:: Extracted material ::
◇ ◇ ◇ ◇ ◇ ◇ ◇
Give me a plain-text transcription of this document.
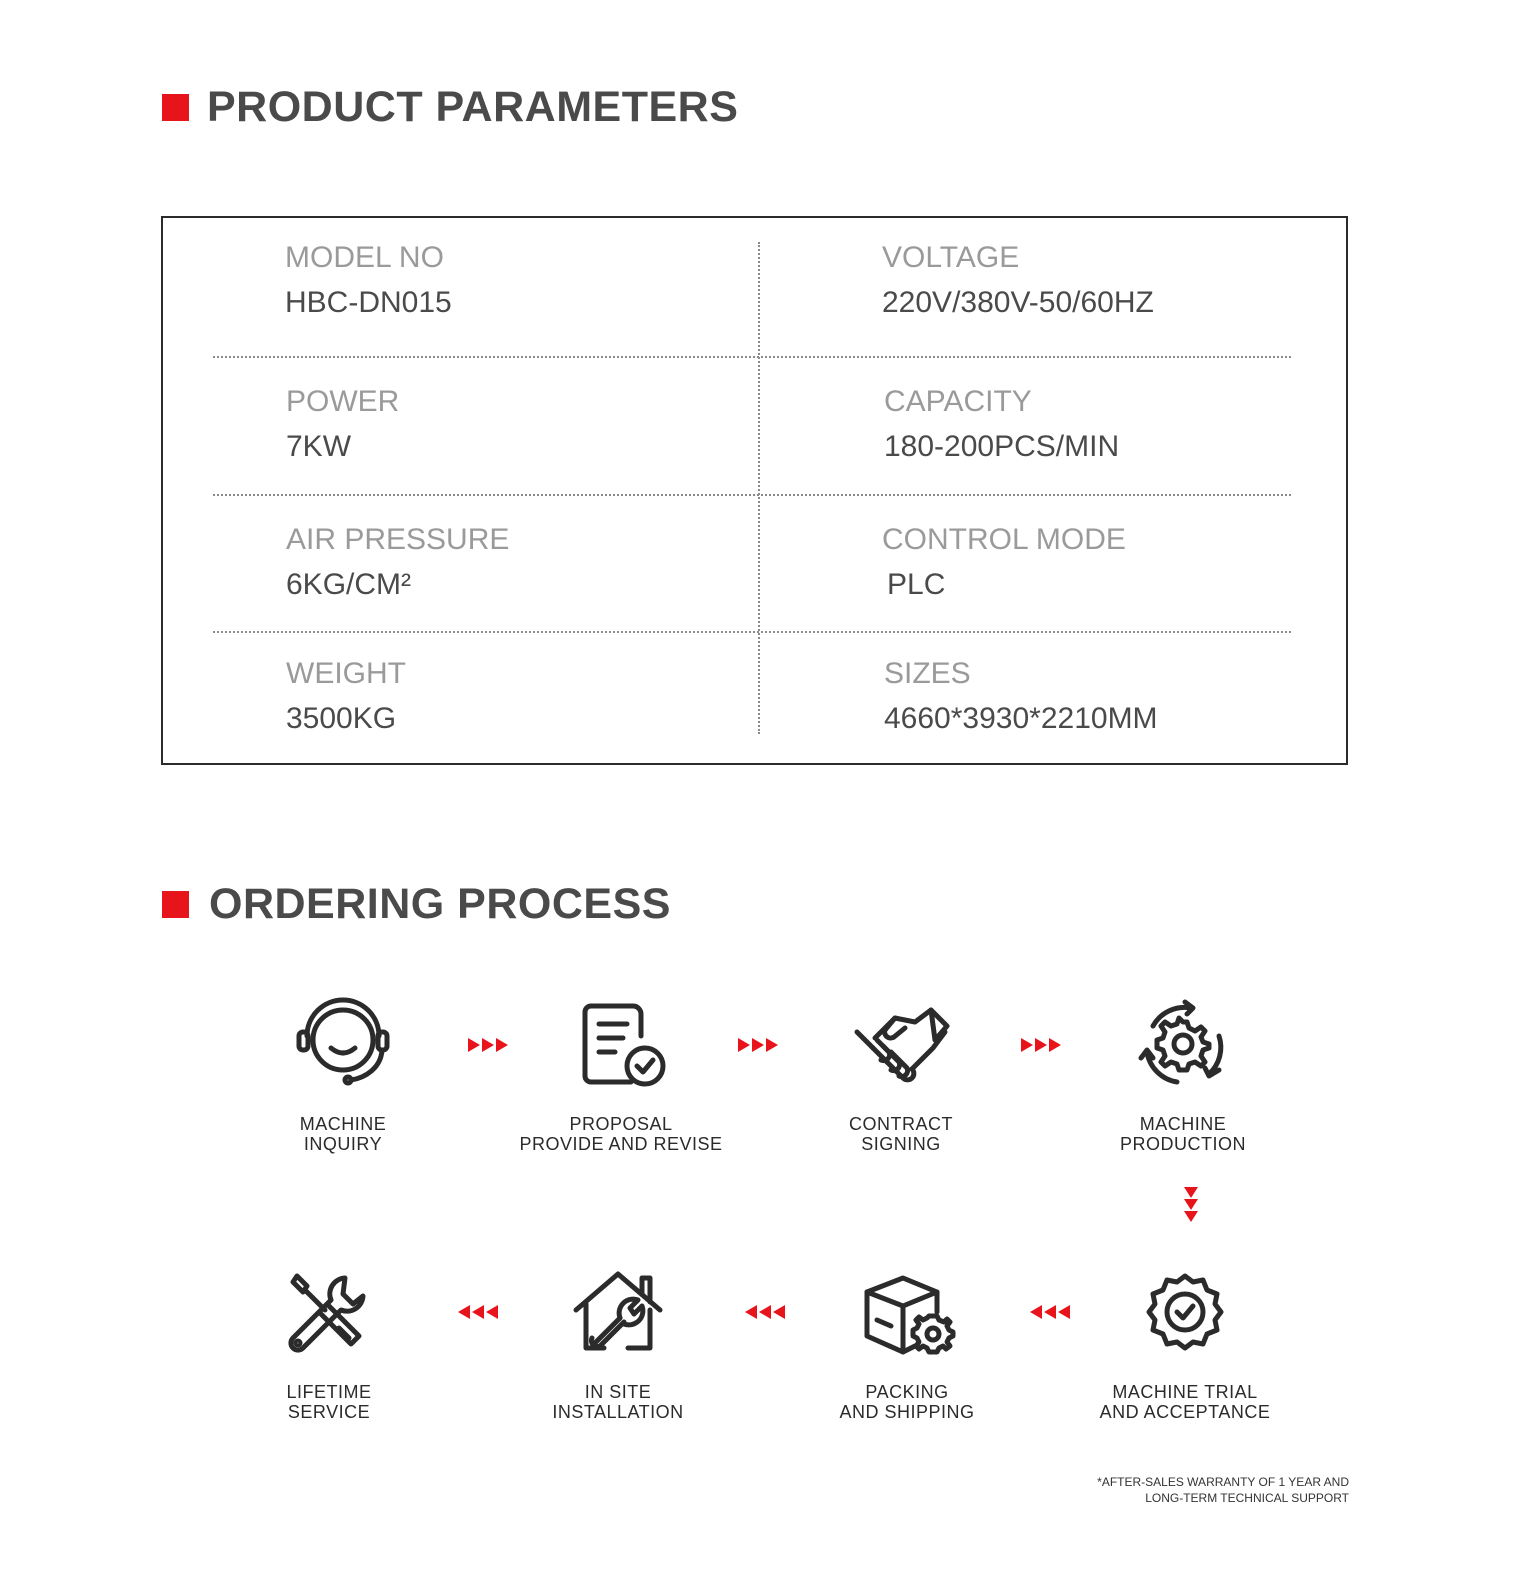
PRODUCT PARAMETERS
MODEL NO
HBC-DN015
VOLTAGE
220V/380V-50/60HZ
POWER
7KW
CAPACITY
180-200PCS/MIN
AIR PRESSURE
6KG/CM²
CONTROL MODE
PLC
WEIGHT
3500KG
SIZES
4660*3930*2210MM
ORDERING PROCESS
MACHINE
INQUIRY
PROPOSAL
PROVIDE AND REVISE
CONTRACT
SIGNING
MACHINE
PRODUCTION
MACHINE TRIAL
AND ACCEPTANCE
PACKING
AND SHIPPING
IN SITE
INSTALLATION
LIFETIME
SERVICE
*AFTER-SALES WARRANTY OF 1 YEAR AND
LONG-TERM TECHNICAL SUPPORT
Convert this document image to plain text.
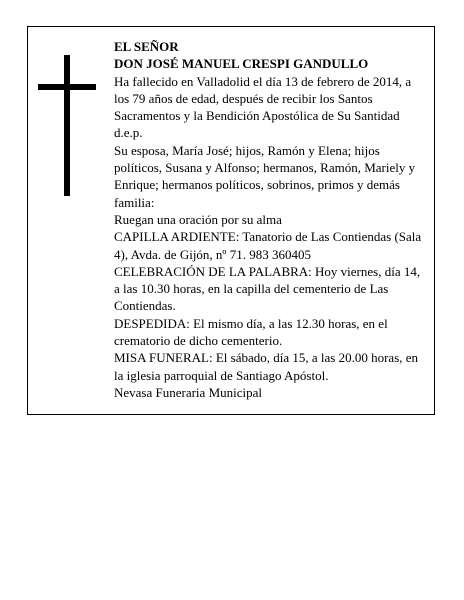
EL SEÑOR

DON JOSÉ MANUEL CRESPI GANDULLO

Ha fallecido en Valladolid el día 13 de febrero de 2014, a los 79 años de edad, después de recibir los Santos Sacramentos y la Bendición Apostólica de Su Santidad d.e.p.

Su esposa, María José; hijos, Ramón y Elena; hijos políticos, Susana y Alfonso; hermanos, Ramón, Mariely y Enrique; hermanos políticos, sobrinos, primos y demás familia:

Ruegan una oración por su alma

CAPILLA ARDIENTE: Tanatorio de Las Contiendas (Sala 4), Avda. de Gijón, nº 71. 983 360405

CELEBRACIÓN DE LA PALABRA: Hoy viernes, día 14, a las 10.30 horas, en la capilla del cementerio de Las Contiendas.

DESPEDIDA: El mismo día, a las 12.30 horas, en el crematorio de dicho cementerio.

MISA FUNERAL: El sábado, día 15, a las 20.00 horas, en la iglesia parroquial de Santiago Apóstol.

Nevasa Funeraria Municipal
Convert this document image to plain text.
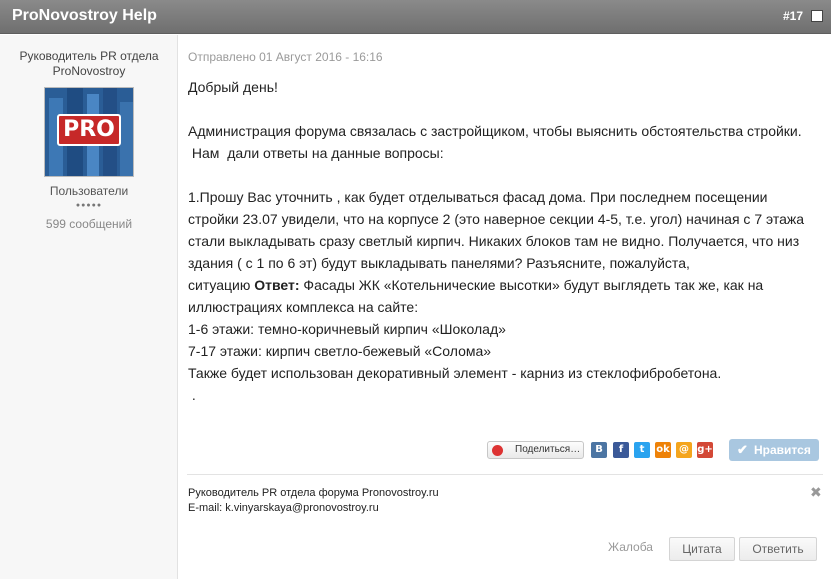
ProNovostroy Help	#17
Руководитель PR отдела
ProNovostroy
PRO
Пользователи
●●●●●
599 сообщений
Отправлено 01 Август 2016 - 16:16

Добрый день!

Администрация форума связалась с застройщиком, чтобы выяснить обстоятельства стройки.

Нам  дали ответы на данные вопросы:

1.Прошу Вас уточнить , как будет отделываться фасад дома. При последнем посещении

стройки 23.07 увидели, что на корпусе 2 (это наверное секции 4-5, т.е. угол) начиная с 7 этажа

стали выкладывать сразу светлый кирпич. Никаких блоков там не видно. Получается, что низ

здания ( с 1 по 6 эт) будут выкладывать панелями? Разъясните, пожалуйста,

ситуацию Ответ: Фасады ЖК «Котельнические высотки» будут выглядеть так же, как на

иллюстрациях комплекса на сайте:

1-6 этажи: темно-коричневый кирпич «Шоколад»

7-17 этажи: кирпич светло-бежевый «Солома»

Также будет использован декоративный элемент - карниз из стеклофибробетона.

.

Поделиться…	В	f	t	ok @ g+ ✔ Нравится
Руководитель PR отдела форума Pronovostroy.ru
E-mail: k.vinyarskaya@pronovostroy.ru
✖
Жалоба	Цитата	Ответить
◇ ◇ ◇ ◇ ◇ ◇ ◇
:: Written request ::
Find every line with "horas" in the listing and state how many there are, nothing else.

:: Task response ::
3